> _Given request_
Copy out every line below that contains the string "flag".

> _Stored entries_
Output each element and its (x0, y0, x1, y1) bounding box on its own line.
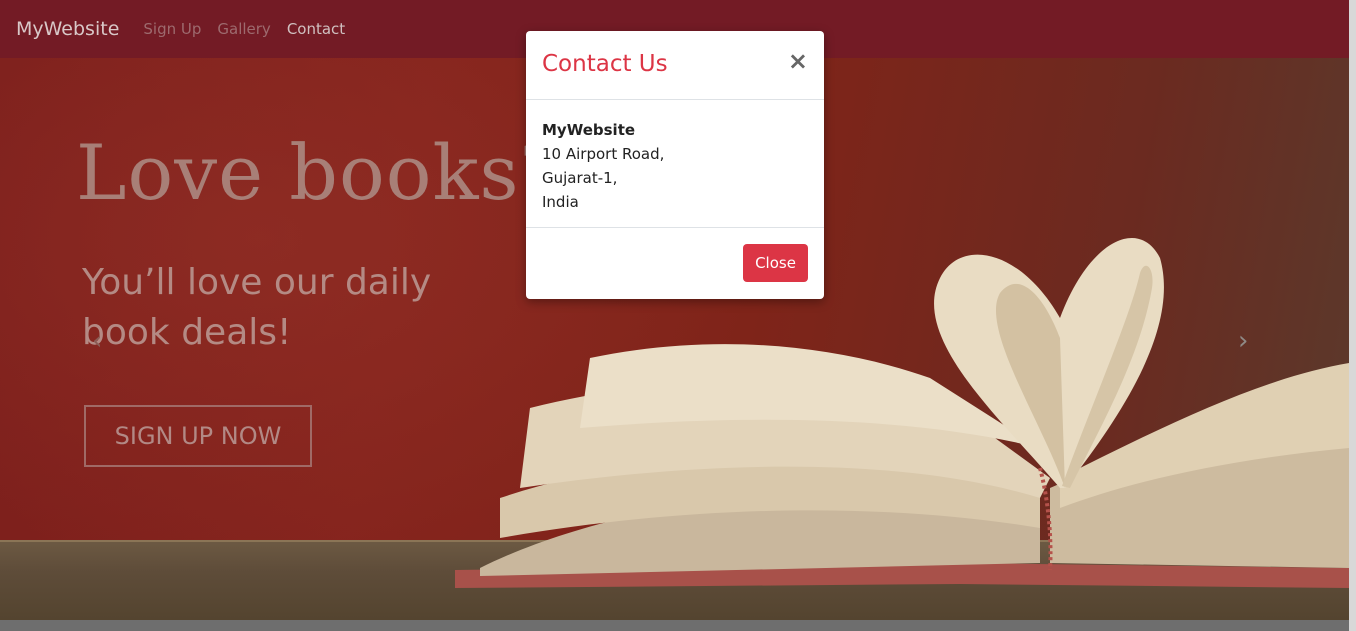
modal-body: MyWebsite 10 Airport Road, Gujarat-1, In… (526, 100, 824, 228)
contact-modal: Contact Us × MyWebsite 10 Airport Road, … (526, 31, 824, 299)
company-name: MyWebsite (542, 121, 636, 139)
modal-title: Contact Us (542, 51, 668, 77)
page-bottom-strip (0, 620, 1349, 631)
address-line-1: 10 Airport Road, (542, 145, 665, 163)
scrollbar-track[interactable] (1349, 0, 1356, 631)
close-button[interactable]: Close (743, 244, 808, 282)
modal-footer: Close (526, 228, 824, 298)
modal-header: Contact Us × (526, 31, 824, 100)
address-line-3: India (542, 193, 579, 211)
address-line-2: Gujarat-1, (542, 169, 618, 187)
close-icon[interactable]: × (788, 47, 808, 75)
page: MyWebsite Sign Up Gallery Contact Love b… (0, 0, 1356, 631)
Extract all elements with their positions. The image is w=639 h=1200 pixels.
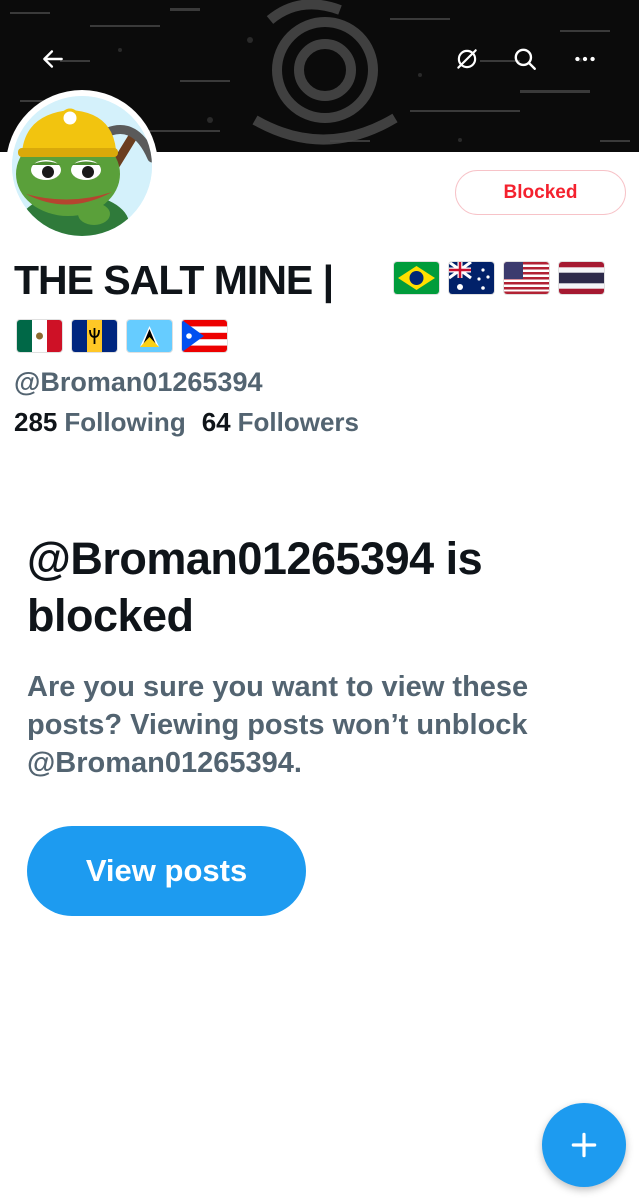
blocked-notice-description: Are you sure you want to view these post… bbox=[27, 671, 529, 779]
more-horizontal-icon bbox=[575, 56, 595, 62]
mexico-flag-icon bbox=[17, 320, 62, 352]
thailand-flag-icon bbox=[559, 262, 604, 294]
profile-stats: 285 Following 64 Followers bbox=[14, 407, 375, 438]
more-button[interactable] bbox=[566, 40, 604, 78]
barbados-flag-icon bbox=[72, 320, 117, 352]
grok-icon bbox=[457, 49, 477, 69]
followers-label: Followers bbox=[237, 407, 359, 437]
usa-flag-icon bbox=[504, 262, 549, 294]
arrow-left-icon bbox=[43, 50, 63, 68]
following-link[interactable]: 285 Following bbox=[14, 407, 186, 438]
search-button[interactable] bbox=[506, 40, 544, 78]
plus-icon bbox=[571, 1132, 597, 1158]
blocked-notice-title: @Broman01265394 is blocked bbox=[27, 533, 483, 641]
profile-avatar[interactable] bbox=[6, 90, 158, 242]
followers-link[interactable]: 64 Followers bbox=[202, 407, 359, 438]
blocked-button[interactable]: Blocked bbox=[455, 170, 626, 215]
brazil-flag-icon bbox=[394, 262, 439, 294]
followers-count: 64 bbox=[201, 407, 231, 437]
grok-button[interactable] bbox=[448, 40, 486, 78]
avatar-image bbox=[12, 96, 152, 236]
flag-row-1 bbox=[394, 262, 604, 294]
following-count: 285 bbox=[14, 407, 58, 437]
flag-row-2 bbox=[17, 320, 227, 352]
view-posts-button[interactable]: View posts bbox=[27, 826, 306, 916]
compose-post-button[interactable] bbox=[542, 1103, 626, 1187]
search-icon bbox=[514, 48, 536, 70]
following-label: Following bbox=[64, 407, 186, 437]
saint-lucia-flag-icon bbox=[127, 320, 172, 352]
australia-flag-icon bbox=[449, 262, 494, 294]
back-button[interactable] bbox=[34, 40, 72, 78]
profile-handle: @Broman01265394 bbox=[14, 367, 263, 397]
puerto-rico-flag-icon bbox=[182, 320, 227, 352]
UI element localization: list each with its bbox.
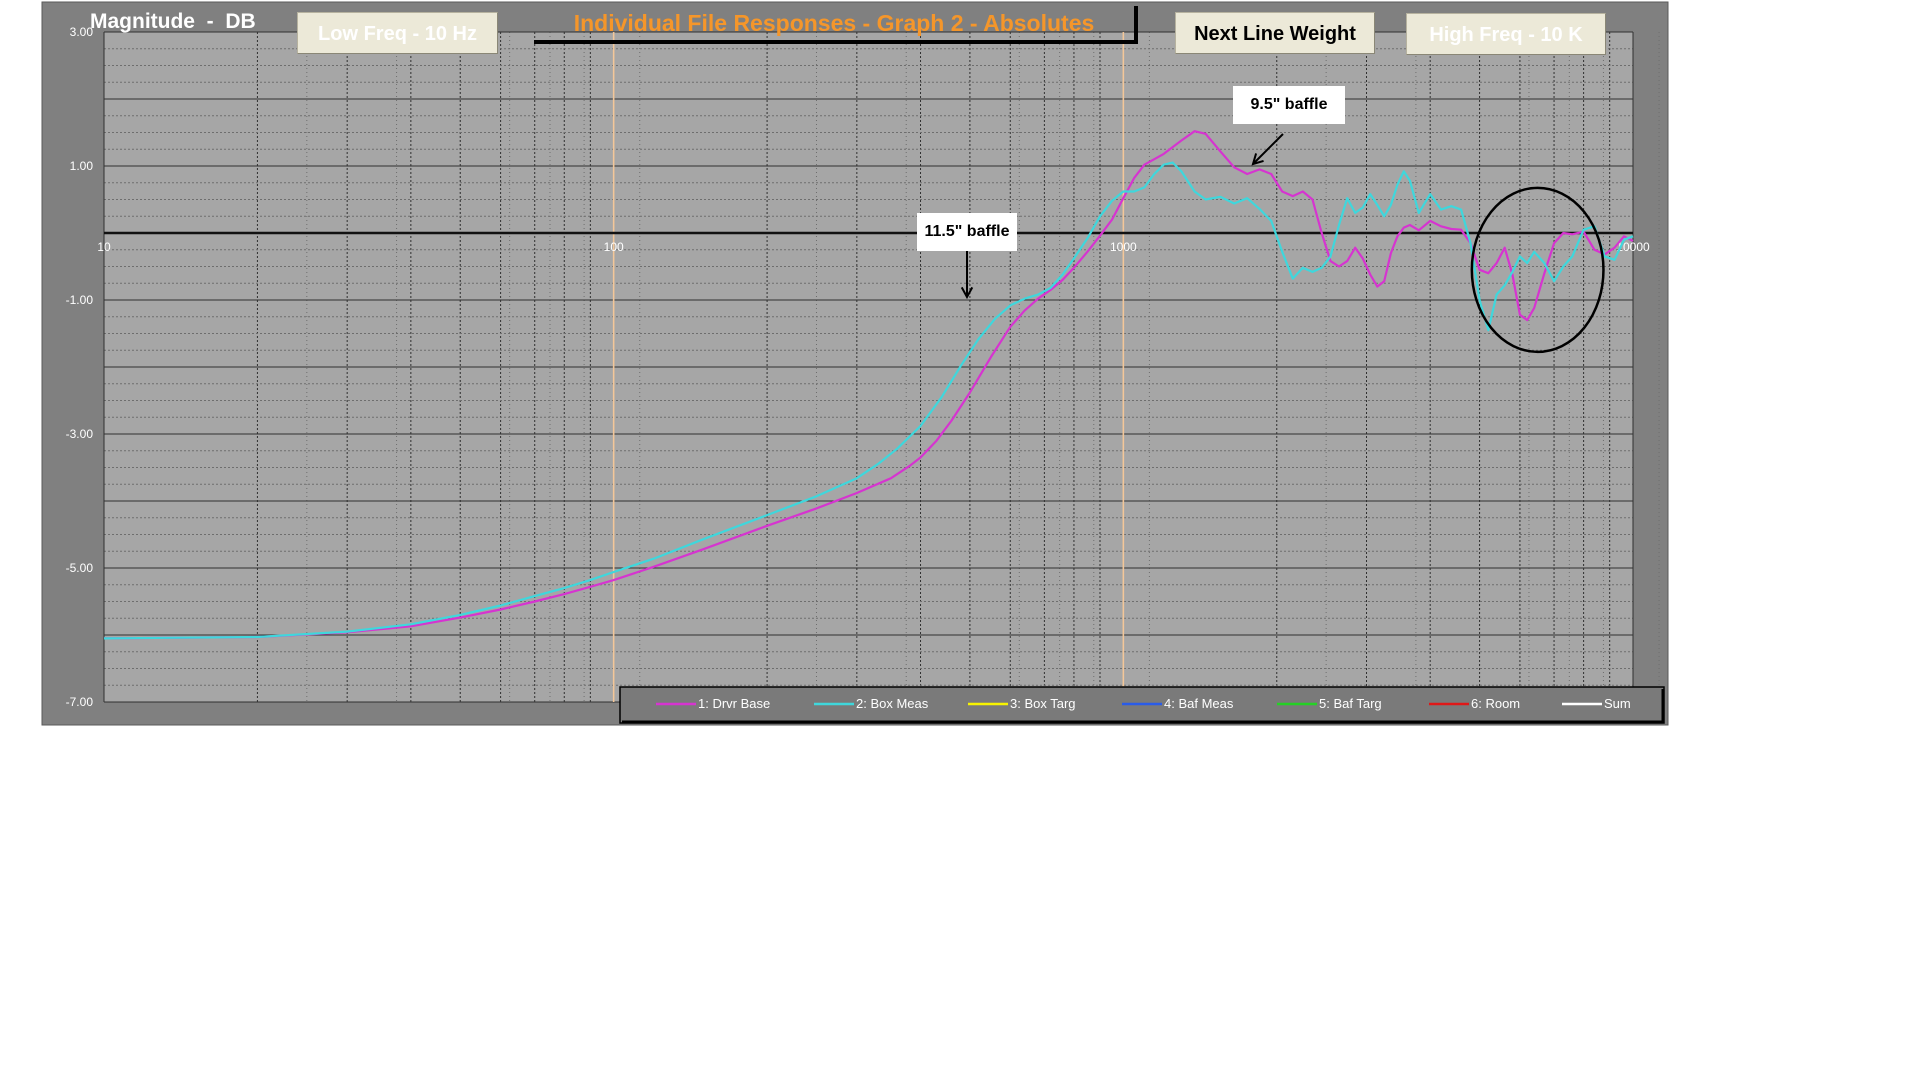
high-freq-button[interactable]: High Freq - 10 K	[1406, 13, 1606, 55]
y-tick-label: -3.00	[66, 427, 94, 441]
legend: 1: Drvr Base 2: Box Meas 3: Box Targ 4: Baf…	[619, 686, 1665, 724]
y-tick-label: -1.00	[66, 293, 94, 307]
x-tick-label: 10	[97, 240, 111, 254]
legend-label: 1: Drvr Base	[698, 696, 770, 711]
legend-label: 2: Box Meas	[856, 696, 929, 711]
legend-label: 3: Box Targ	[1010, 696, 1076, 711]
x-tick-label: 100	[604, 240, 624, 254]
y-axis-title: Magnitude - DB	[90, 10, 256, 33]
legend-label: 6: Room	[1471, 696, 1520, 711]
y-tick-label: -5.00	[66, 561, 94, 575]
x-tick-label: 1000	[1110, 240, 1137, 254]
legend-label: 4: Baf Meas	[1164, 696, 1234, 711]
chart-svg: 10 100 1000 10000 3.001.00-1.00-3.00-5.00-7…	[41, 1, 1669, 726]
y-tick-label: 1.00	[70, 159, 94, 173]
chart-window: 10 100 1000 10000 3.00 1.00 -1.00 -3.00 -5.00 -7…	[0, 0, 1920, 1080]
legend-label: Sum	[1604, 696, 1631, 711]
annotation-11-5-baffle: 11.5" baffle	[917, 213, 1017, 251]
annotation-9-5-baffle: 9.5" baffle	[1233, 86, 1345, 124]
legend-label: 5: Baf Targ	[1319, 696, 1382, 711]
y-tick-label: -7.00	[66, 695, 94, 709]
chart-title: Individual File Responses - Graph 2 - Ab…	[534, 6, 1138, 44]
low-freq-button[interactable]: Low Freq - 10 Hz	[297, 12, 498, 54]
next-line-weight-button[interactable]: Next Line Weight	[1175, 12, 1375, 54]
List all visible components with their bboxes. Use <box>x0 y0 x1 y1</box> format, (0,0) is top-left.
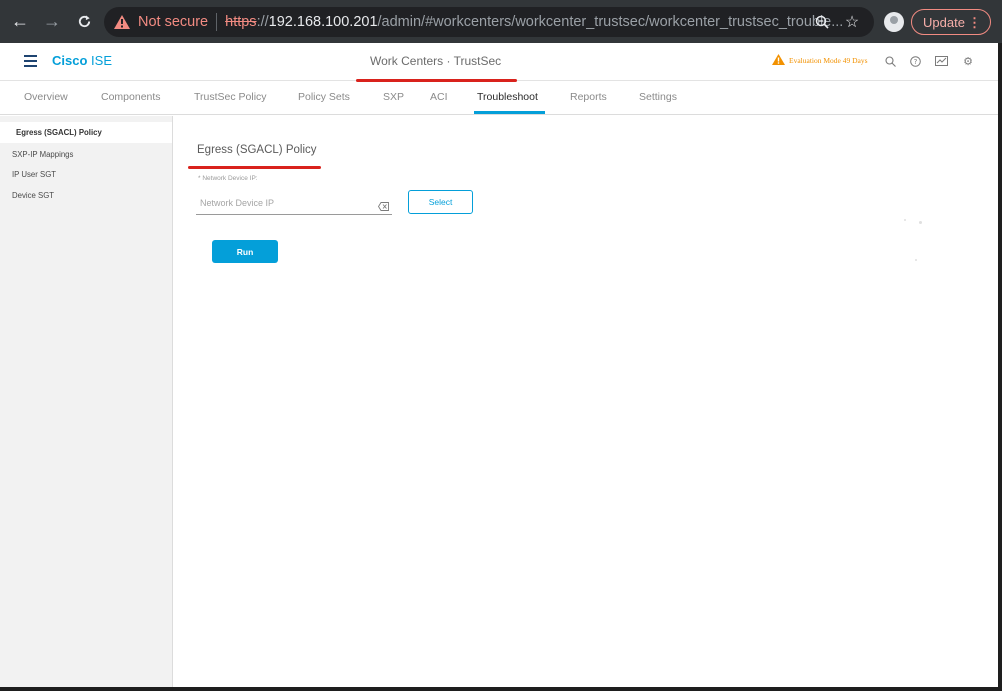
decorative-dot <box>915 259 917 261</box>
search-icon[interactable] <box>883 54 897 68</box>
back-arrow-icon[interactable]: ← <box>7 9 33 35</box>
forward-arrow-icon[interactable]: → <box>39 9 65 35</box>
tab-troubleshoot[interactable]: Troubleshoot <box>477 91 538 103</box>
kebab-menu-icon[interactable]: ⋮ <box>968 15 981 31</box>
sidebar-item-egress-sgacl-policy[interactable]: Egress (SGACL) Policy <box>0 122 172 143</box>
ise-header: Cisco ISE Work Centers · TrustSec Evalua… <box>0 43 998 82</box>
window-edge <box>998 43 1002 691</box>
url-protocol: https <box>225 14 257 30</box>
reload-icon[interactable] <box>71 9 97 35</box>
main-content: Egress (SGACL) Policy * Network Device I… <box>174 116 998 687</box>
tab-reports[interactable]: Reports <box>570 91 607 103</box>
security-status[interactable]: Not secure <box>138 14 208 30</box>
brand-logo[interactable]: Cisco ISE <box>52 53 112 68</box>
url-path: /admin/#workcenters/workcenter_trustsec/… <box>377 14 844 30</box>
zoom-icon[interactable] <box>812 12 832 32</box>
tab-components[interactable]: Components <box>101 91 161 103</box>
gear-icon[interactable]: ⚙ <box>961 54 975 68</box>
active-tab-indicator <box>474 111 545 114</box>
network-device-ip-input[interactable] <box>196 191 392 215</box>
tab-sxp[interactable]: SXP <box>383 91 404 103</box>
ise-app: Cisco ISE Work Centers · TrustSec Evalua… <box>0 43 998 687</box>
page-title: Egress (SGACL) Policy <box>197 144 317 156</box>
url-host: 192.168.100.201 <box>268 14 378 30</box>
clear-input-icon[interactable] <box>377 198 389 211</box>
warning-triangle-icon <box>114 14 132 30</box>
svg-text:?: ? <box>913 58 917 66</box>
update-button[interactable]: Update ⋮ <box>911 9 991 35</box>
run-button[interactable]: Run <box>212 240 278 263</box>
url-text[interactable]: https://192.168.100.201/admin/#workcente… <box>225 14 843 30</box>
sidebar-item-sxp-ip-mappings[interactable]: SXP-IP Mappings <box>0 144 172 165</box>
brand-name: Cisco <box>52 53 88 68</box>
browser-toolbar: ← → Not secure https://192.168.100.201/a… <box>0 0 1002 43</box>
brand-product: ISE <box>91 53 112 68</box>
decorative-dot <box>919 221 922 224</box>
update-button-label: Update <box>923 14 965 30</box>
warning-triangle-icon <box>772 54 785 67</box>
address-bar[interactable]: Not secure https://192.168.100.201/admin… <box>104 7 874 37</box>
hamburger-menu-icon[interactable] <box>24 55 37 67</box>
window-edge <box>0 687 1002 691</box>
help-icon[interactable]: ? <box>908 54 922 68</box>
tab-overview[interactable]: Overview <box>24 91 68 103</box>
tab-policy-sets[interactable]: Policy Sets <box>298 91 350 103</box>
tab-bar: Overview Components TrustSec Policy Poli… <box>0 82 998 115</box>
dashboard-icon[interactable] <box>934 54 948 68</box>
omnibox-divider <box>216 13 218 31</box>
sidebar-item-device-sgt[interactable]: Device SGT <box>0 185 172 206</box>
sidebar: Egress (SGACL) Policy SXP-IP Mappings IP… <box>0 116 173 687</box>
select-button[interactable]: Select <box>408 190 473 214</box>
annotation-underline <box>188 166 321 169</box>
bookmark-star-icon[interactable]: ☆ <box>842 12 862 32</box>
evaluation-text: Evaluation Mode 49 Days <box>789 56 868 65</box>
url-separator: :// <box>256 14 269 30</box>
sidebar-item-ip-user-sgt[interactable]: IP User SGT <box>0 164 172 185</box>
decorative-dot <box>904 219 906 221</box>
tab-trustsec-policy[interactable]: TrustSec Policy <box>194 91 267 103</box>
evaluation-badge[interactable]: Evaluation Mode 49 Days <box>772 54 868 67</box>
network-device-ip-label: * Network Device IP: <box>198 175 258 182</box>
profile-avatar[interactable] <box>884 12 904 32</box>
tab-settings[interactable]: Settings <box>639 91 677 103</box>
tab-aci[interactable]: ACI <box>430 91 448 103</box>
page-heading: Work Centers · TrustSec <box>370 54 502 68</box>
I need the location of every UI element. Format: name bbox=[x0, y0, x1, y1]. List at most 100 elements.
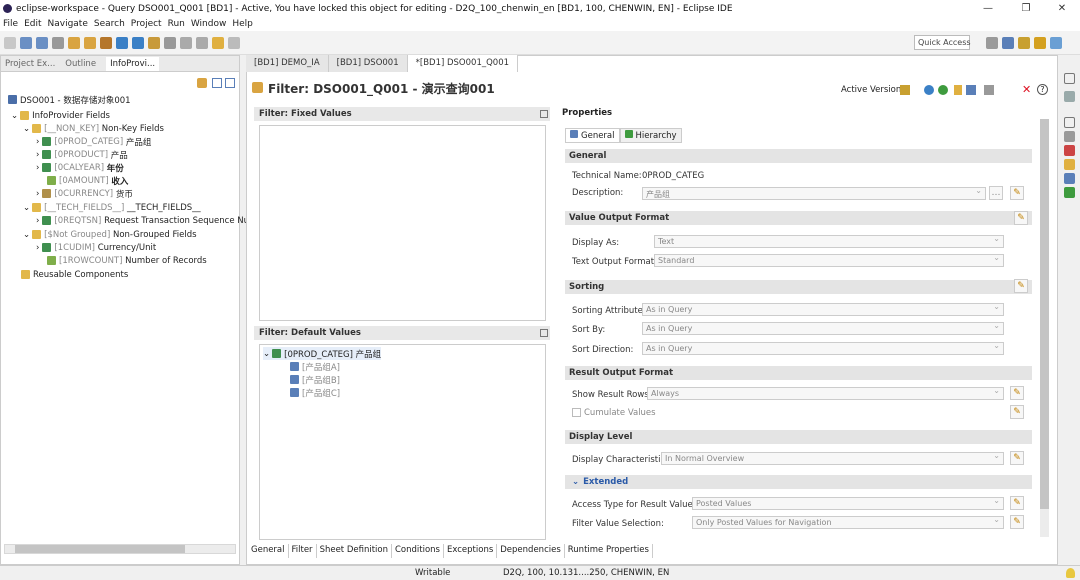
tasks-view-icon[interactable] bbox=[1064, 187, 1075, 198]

> _Exercise result_
mexico-flag-icon bbox=[17, 320, 62, 352]
thailand-flag-icon bbox=[559, 262, 604, 294]
barbados-flag-icon bbox=[72, 320, 117, 352]
usa-flag-icon bbox=[504, 262, 549, 294]
brazil-flag-icon bbox=[394, 262, 439, 294]
flag-row-1 bbox=[394, 262, 604, 294]
flag-row-2 bbox=[17, 320, 227, 352]
saint-lucia-flag-icon bbox=[127, 320, 172, 352]
australia-flag-icon bbox=[449, 262, 494, 294]
puerto-rico-flag-icon bbox=[182, 320, 227, 352]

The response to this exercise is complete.